Written request:
Locate the string "Devices" in the listing below. Copy every line where it is found.

Available records:
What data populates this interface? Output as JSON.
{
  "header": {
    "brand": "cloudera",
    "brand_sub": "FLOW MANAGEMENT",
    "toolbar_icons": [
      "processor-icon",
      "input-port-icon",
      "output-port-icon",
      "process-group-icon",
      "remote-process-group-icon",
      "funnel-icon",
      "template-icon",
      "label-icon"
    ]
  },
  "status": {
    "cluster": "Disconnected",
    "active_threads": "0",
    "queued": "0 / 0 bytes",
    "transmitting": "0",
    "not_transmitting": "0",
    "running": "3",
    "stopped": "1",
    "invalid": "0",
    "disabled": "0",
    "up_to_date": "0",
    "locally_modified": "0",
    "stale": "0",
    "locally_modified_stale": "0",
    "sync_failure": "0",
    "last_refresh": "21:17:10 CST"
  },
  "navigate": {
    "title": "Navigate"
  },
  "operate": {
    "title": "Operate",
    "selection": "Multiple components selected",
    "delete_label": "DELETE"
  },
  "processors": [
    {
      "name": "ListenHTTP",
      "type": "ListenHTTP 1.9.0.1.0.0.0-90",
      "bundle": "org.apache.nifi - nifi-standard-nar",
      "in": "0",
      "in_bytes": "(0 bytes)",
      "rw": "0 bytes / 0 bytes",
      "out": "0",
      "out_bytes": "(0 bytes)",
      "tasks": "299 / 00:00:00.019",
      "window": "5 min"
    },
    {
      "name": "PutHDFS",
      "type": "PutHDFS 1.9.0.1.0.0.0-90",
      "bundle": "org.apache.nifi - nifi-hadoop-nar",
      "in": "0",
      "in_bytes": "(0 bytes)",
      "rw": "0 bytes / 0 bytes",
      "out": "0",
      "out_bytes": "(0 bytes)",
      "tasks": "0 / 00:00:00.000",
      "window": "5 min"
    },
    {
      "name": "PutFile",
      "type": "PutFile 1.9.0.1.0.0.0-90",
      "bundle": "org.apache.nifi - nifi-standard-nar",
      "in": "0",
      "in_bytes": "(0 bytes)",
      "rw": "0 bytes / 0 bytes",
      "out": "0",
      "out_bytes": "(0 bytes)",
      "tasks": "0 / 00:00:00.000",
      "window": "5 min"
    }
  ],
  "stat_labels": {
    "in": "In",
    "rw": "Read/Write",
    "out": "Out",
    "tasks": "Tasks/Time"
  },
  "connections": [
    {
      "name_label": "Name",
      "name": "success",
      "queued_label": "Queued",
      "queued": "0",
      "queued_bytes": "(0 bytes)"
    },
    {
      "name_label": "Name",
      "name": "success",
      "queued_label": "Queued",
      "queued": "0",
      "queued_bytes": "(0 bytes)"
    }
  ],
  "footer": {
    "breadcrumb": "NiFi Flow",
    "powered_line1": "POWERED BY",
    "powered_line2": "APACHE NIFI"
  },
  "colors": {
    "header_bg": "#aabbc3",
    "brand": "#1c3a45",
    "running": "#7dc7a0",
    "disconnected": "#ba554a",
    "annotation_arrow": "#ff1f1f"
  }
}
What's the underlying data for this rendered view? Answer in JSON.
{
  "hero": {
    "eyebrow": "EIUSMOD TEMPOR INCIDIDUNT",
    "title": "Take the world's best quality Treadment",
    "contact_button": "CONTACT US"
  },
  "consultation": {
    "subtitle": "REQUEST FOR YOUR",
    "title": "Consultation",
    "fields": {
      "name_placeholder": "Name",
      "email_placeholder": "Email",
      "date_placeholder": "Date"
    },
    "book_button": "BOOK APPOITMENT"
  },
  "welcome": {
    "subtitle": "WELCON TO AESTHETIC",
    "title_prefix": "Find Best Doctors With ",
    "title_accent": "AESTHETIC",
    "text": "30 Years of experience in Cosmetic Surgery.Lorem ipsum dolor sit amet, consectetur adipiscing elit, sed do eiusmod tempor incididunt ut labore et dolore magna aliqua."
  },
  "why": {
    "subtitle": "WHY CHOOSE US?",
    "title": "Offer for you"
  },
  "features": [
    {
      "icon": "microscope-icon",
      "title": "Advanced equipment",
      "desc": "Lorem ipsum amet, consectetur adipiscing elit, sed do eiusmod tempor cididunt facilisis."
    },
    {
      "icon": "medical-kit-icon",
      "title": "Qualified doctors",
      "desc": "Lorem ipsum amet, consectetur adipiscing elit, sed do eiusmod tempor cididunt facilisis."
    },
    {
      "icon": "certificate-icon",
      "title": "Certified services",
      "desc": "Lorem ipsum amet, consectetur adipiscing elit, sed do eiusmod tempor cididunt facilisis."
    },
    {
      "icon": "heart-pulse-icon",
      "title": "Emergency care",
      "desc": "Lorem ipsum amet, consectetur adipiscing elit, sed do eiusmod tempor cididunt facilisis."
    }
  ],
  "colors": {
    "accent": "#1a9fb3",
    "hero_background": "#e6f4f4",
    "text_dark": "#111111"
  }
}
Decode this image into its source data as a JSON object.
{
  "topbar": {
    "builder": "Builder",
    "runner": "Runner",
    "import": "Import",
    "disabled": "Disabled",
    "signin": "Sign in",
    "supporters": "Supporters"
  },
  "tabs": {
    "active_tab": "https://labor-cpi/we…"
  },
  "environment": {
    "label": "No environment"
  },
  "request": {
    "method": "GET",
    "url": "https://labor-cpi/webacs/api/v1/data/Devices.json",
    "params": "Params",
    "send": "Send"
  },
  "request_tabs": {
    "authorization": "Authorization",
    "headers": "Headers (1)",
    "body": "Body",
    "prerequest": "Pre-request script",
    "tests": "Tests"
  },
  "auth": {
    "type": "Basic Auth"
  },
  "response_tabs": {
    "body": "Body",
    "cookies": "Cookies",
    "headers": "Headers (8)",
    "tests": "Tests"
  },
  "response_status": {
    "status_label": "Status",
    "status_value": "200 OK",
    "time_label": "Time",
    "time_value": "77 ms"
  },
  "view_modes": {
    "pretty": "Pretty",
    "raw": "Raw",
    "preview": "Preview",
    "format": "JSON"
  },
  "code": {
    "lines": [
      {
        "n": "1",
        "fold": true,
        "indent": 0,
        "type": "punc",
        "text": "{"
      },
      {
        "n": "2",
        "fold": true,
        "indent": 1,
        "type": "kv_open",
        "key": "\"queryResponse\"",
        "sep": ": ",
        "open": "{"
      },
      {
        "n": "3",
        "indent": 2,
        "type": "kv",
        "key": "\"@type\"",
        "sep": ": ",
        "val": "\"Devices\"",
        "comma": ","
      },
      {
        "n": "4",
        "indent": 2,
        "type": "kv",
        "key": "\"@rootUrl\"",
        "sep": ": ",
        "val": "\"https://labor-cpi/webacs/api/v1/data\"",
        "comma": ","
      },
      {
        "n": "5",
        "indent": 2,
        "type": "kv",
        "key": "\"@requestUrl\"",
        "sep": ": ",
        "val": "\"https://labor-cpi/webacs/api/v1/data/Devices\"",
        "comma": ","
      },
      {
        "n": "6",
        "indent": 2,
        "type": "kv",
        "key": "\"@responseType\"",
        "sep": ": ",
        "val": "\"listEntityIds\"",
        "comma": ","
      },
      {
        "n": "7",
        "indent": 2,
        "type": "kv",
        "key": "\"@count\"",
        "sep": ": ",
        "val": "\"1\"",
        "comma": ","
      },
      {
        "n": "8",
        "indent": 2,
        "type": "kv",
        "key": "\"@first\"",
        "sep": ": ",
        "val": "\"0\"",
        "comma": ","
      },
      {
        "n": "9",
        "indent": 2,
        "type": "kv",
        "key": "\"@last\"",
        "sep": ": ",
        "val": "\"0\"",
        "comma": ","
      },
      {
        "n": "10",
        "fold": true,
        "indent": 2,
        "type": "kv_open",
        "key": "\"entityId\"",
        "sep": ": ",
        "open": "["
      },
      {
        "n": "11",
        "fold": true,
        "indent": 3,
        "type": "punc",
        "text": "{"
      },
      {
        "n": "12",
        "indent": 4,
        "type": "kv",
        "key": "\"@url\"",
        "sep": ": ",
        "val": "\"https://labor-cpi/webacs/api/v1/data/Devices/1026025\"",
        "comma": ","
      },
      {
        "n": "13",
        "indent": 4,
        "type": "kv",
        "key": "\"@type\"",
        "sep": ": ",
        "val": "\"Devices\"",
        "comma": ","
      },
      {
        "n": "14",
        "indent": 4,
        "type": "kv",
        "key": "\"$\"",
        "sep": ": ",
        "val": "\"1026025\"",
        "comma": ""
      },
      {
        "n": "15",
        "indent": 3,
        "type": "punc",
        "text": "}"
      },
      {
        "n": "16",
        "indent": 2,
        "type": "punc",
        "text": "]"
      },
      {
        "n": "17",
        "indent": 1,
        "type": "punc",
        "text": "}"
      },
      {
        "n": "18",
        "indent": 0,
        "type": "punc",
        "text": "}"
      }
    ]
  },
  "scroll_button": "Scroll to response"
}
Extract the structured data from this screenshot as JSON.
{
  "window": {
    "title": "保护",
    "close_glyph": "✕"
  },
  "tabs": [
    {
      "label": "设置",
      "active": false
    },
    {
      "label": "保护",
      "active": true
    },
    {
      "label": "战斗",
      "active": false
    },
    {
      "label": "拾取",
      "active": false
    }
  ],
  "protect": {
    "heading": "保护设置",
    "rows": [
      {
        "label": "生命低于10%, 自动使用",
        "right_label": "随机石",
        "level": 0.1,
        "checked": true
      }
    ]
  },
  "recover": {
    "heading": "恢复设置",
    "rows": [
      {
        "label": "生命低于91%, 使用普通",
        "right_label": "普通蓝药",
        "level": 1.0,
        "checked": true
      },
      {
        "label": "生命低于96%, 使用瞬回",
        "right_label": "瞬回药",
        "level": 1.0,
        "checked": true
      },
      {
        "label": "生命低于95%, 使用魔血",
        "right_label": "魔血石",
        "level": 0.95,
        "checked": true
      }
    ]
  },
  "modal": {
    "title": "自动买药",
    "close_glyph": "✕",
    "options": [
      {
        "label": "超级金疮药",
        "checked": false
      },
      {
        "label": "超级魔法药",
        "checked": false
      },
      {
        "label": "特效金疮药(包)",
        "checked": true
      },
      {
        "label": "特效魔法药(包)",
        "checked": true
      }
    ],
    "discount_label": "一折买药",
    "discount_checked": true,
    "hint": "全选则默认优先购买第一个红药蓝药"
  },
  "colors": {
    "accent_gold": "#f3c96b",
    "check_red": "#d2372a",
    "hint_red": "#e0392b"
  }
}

Problem solution:
    "url": "https://labor-cpi/webacs/api/v1/data/Devices.json",
        "val": "\"Devices\"",
        "val": "\"https://labor-cpi/webacs/api/v1/data/Devices\"",
        "val": "\"https://labor-cpi/webacs/api/v1/data/Devices/1026025\"",
        "val": "\"Devices\"",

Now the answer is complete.